[BEGIN]
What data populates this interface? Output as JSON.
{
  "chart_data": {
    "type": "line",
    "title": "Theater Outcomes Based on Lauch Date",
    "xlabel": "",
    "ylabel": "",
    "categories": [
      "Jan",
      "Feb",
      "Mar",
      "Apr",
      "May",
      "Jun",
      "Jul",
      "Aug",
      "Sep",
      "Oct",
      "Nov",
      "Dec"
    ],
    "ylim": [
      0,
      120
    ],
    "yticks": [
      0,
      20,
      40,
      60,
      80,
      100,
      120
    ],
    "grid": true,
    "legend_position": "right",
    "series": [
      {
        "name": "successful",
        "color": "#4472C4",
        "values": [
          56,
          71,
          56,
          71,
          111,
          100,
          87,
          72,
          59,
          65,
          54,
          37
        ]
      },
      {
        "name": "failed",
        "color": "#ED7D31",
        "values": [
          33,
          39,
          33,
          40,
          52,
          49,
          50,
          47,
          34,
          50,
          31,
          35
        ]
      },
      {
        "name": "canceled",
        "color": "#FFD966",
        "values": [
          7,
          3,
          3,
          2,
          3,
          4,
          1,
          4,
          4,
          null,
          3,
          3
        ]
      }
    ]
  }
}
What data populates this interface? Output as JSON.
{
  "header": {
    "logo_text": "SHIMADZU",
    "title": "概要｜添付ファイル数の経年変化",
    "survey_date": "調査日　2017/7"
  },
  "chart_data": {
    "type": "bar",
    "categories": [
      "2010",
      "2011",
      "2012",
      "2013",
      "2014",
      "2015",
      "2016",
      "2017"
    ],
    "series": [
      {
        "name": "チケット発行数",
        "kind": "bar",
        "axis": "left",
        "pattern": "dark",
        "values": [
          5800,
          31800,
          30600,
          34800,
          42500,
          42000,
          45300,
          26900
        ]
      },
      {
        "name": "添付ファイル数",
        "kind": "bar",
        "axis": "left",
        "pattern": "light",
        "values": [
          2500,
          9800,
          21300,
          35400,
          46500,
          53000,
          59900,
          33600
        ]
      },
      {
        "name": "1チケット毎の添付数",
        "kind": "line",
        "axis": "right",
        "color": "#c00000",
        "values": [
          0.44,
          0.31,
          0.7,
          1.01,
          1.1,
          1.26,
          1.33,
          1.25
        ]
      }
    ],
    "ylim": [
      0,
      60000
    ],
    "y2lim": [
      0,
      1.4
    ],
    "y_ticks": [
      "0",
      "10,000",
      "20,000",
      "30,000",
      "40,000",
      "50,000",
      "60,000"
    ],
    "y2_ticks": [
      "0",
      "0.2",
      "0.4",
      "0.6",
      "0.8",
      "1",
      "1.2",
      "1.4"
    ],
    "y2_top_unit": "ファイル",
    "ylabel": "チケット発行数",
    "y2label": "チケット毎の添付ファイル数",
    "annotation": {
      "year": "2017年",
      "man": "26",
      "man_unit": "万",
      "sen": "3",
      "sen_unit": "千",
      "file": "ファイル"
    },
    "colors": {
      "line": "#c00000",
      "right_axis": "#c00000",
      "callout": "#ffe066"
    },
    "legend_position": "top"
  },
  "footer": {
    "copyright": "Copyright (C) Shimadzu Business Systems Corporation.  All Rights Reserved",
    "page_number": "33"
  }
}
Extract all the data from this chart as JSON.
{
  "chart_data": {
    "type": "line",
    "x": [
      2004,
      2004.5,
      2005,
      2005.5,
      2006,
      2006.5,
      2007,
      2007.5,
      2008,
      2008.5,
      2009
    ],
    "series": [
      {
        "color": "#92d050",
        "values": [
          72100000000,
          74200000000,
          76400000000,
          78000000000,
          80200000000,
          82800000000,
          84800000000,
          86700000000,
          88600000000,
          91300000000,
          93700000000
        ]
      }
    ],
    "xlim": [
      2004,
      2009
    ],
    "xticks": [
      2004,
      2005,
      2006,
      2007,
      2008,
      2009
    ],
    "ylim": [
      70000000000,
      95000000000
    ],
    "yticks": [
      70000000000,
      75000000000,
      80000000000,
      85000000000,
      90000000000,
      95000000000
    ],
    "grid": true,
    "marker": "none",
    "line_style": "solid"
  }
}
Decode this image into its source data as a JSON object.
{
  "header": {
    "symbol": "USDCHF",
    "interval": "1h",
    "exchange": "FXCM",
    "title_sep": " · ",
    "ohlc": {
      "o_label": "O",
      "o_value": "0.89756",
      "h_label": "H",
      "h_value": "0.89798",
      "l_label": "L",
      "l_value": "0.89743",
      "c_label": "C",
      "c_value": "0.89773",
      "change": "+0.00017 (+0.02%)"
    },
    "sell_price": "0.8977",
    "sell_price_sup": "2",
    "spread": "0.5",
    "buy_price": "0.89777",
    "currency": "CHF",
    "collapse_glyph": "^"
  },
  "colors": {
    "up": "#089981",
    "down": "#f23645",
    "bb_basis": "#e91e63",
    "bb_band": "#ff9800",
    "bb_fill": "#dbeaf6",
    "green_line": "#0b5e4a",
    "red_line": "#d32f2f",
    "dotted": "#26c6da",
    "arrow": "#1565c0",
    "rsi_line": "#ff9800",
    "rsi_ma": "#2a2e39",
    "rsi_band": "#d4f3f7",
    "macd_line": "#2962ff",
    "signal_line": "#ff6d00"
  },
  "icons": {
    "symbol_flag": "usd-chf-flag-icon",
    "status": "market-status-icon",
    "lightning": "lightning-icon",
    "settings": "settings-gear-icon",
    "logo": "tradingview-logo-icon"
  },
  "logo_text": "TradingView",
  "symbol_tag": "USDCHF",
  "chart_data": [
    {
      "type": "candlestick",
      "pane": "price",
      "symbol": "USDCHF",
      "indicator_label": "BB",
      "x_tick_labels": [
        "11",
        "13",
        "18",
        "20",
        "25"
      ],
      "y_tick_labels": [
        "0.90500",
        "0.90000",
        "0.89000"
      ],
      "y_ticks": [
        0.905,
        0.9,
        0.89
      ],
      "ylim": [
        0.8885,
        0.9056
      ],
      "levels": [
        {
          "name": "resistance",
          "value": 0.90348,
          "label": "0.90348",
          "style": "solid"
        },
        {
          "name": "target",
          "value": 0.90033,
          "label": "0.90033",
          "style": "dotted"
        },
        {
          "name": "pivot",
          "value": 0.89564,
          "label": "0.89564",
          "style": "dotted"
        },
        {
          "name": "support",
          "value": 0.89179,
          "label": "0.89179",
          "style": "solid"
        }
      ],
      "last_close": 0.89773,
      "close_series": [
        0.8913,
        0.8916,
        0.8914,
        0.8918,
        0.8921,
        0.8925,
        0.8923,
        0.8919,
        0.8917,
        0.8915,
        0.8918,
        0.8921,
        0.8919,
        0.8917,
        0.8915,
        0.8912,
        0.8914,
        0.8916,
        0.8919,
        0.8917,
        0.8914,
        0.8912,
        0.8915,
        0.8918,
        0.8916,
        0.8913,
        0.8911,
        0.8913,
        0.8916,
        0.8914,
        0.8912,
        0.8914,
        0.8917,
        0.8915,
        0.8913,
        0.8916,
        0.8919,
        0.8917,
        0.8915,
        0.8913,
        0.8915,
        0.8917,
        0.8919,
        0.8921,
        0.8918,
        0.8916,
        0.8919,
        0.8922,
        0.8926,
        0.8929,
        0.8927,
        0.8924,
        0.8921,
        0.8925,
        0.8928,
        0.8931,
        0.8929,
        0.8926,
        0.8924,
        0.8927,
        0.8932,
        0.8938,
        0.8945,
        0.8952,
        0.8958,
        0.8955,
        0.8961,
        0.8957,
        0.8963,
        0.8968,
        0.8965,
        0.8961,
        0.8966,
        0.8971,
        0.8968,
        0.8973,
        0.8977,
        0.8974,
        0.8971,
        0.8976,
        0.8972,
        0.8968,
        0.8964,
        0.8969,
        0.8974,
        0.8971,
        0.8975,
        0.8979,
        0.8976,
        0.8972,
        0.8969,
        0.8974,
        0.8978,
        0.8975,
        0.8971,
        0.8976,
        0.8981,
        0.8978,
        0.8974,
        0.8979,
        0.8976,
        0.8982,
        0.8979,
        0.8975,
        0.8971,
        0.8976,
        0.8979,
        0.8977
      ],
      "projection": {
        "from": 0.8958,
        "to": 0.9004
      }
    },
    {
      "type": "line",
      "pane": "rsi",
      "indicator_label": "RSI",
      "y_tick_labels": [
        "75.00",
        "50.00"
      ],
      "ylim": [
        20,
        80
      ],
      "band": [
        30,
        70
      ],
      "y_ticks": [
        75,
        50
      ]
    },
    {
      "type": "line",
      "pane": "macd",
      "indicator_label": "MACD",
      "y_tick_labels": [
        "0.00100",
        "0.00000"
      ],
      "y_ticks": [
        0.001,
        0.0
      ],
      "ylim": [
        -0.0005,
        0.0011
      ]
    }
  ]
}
[END]
(GOAL OF THE EXERCISE): List every line above that holds the word "USDCHF".

(RESPONSE TO THE EXERCISE):
    "symbol": "USDCHF",
  "symbol_tag": "USDCHF",
      "symbol": "USDCHF",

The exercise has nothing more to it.